Work to complete.
Write out, precisely and in full, each line of the material.

Data listing.

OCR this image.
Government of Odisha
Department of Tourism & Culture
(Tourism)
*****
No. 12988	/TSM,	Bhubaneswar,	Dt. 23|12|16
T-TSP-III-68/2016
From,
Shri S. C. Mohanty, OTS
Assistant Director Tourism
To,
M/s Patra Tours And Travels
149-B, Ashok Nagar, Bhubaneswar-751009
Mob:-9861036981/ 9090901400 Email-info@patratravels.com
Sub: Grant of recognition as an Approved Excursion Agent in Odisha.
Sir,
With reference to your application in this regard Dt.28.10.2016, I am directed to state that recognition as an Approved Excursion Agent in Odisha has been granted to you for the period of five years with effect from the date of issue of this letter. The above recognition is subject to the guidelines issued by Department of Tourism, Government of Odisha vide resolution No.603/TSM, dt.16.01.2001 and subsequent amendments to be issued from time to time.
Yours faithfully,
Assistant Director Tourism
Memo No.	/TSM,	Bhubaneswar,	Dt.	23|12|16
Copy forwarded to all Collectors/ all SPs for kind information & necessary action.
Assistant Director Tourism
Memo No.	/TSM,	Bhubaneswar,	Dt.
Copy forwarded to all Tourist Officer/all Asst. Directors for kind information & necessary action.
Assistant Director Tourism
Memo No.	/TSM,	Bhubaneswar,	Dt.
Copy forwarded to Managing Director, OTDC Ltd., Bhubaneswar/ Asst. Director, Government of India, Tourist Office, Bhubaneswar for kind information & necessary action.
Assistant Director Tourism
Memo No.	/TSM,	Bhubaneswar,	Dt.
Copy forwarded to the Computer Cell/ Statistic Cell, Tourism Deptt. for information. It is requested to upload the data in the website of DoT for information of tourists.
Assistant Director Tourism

The response.
OCR this image.
Government of Odisha
Department of Tourism & Culture
(Tourism)
*****
No. 12988	/TSM,	Bhubaneswar,	Dt. 23|12|16
T-TSP-III-68/2016
From,
Shri S. C. Mohanty, OTS
Assistant Director Tourism
To,
M/s Patra Tours And Travels
149-B, Ashok Nagar, Bhubaneswar-751009
Mob:-9861036981/ 9090901400 Email-info@patratravels.com
Sub: Grant of recognition as an Approved Excursion Agent in Odisha.
Sir,
With reference to your application in this regard Dt.28.10.2016, I am directed to state that recognition as an Approved Excursion Agent in Odisha has been granted to you for the period of five years with effect from the date of issue of this letter. The above recognition is subject to the guidelines issued by Department of Tourism, Government of Odisha vide resolution No.603/TSM, dt.16.01.2001 and subsequent amendments to be issued from time to time.
Yours faithfully,
Assistant Director Tourism
Memo No.	/TSM,	Bhubaneswar,	Dt.	23|12|16
Copy forwarded to all Collectors/ all SPs for kind information & necessary action.
Assistant Director Tourism
Memo No.	/TSM,	Bhubaneswar,	Dt.
Copy forwarded to all Tourist Officer/all Asst. Directors for kind information & necessary action.
Assistant Director Tourism
Memo No.	/TSM,	Bhubaneswar,	Dt.
Copy forwarded to Managing Director, OTDC Ltd., Bhubaneswar/ Asst. Director, Government of India, Tourist Office, Bhubaneswar for kind information & necessary action.
Assistant Director Tourism
Memo No.	/TSM,	Bhubaneswar,	Dt.
Copy forwarded to the Computer Cell/ Statistic Cell, Tourism Deptt. for information. It is requested to upload the data in the website of DoT for information of tourists.
Assistant Director Tourism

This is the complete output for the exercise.